(Data excerpts)

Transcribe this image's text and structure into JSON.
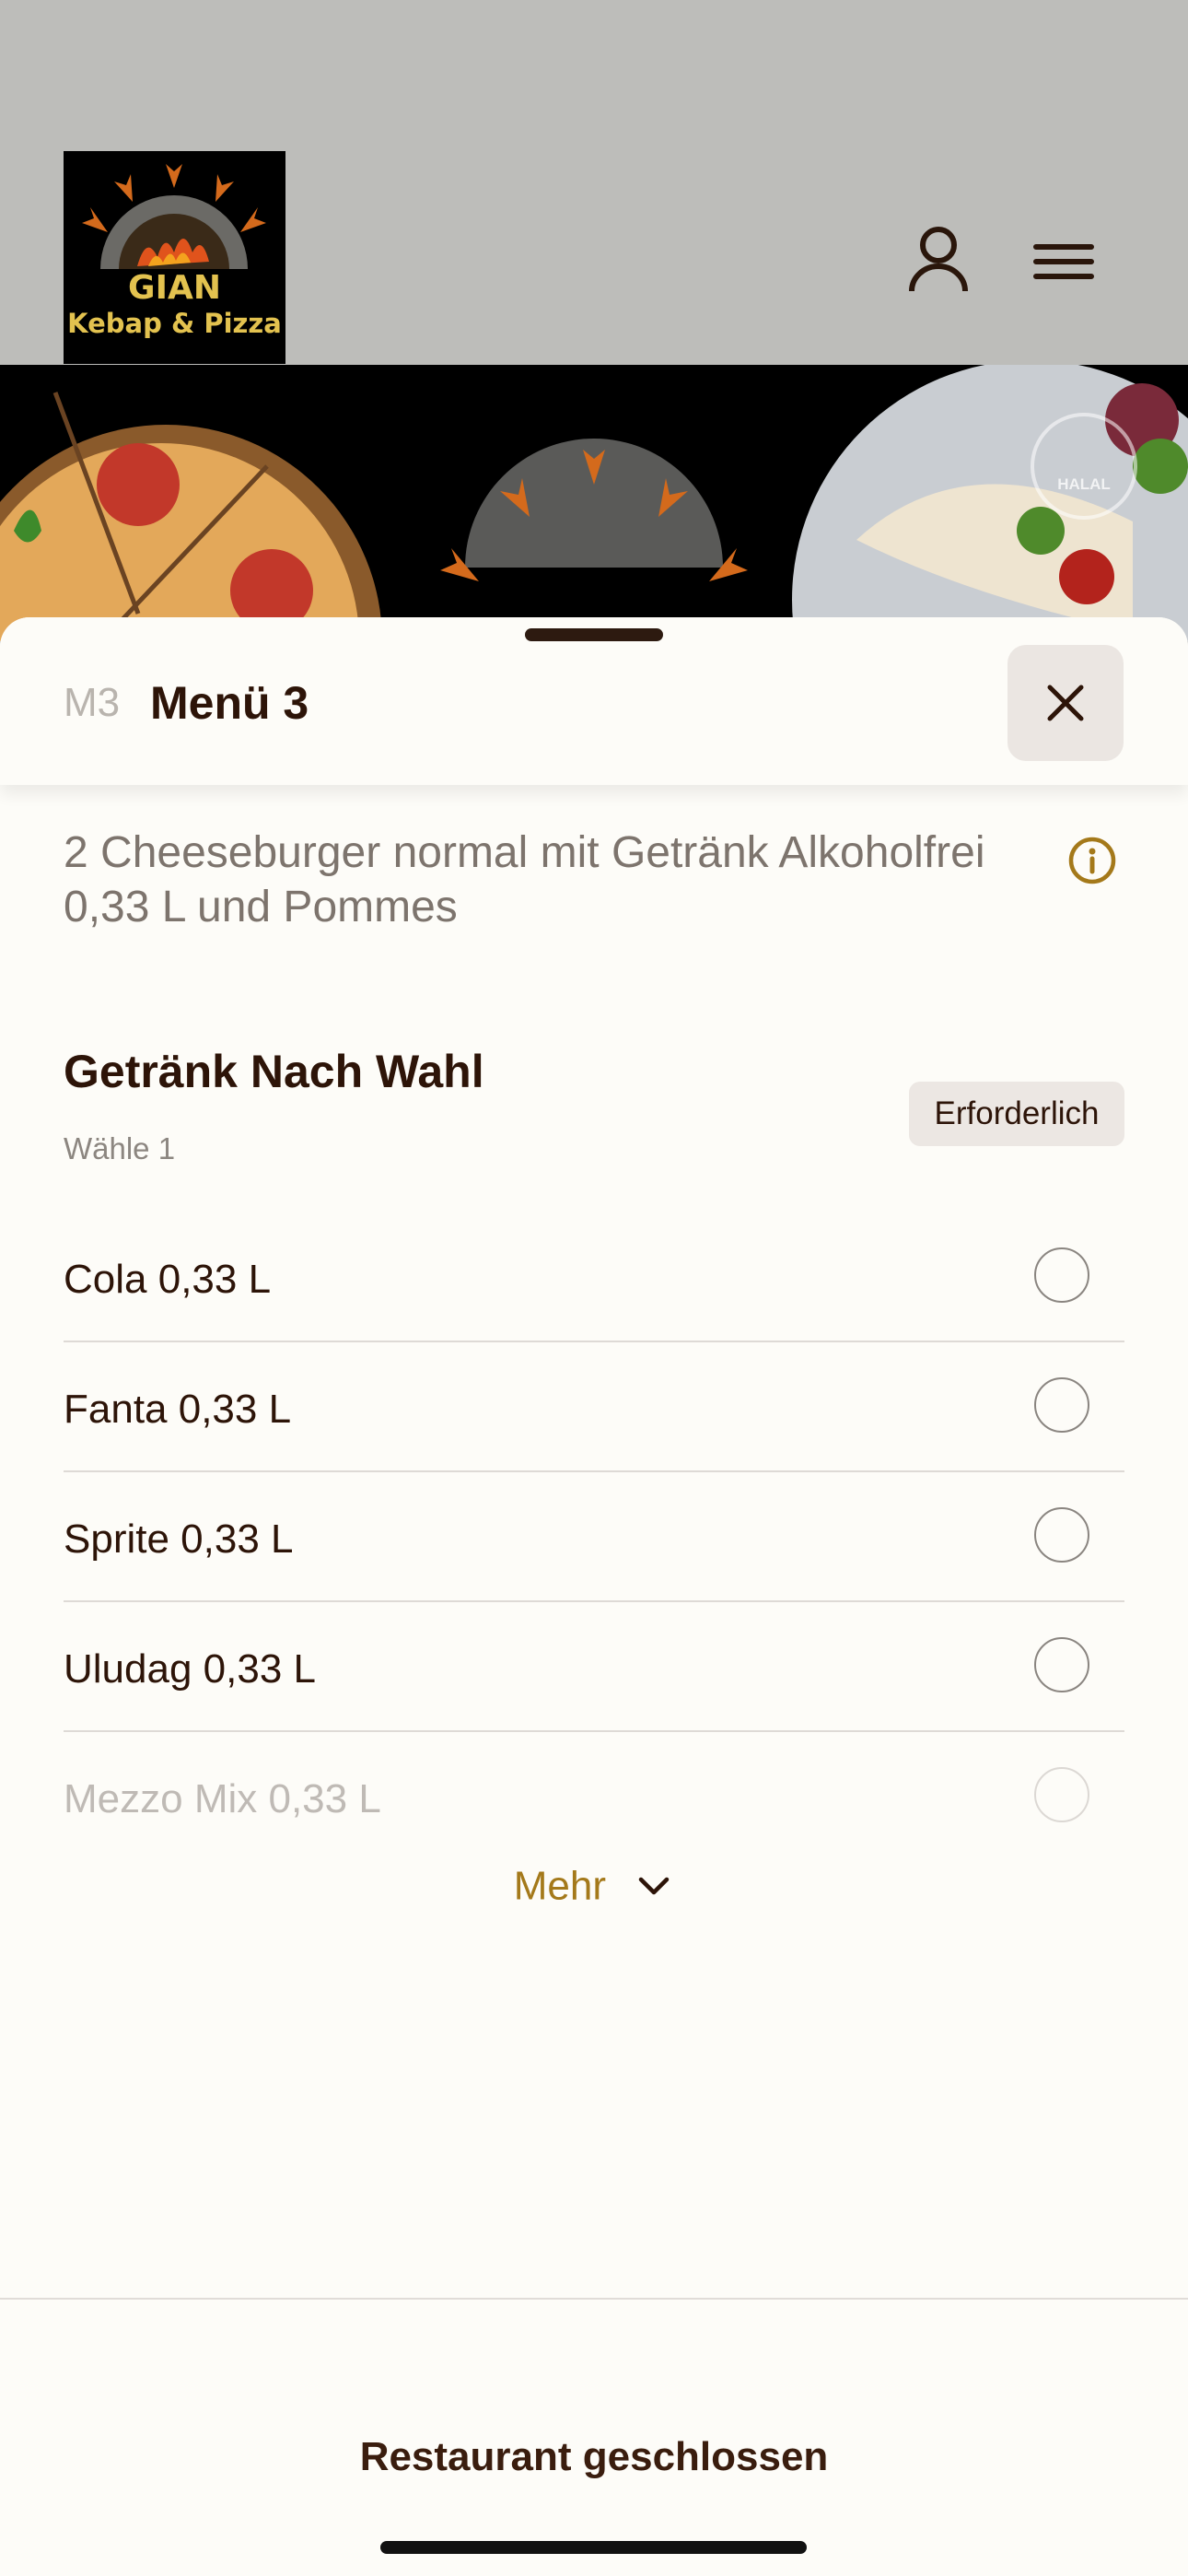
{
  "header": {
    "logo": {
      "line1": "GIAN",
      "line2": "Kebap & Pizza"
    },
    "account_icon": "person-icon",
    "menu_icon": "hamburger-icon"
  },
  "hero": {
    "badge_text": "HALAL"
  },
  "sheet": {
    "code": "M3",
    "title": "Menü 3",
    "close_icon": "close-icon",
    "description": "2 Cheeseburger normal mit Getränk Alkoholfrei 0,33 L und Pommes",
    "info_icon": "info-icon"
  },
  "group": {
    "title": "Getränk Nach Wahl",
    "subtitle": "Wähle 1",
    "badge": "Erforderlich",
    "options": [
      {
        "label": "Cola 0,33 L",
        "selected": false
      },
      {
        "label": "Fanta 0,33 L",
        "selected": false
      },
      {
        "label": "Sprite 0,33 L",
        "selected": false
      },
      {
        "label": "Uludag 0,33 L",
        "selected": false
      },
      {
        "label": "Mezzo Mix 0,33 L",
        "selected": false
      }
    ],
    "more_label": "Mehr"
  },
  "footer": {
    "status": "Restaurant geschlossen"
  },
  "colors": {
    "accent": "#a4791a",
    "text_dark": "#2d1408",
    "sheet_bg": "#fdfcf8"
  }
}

Objective
Make an exact copy of the records shown above, without the pictures.

Result of the task
Transcribe this image's text and structure into JSON.
{
  "header": {
    "logo": {
      "line1": "GIAN",
      "line2": "Kebap & Pizza"
    },
    "account_icon": "person-icon",
    "menu_icon": "hamburger-icon"
  },
  "hero": {
    "badge_text": "HALAL"
  },
  "sheet": {
    "code": "M3",
    "title": "Menü 3",
    "close_icon": "close-icon",
    "description": "2 Cheeseburger normal mit Getränk Alkoholfrei 0,33 L und Pommes",
    "info_icon": "info-icon"
  },
  "group": {
    "title": "Getränk Nach Wahl",
    "subtitle": "Wähle 1",
    "badge": "Erforderlich",
    "options": [
      {
        "label": "Cola 0,33 L",
        "selected": false
      },
      {
        "label": "Fanta 0,33 L",
        "selected": false
      },
      {
        "label": "Sprite 0,33 L",
        "selected": false
      },
      {
        "label": "Uludag 0,33 L",
        "selected": false
      },
      {
        "label": "Mezzo Mix 0,33 L",
        "selected": false
      }
    ],
    "more_label": "Mehr"
  },
  "footer": {
    "status": "Restaurant geschlossen"
  },
  "colors": {
    "accent": "#a4791a",
    "text_dark": "#2d1408",
    "sheet_bg": "#fdfcf8"
  }
}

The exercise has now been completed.